#### [Goal]
Send back all the data below, exactly as given.

#### [Records]
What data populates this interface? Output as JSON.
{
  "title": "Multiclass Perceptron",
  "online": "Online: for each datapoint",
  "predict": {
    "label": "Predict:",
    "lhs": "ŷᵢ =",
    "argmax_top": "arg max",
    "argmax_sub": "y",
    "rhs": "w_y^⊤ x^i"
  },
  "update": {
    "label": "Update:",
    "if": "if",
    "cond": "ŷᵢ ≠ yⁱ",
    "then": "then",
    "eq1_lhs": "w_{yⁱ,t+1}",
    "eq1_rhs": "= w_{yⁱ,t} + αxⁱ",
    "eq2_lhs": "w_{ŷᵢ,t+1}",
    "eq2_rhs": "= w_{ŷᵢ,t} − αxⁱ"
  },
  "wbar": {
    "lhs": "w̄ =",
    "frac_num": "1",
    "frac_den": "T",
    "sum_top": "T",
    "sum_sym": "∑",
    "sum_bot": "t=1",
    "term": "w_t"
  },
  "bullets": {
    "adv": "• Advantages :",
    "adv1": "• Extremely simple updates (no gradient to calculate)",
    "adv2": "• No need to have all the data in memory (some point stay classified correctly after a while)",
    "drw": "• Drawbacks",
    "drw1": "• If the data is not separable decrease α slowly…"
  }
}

#### [Result of this exercise]
What data populates this interface? Output as JSON.
{
  "title": "Multiclass Perceptron",
  "online": "Online: for each datapoint",
  "predict": {
    "label": "Predict:",
    "lhs": "ŷᵢ =",
    "argmax_top": "arg max",
    "argmax_sub": "y",
    "rhs": "w_y^⊤ x^i"
  },
  "update": {
    "label": "Update:",
    "if": "if",
    "cond": "ŷᵢ ≠ yⁱ",
    "then": "then",
    "eq1_lhs": "w_{yⁱ,t+1}",
    "eq1_rhs": "= w_{yⁱ,t} + αxⁱ",
    "eq2_lhs": "w_{ŷᵢ,t+1}",
    "eq2_rhs": "= w_{ŷᵢ,t} − αxⁱ"
  },
  "wbar": {
    "lhs": "w̄ =",
    "frac_num": "1",
    "frac_den": "T",
    "sum_top": "T",
    "sum_sym": "∑",
    "sum_bot": "t=1",
    "term": "w_t"
  },
  "bullets": {
    "adv": "• Advantages :",
    "adv1": "• Extremely simple updates (no gradient to calculate)",
    "adv2": "• No need to have all the data in memory (some point stay classified correctly after a while)",
    "drw": "• Drawbacks",
    "drw1": "• If the data is not separable decrease α slowly…"
  }
}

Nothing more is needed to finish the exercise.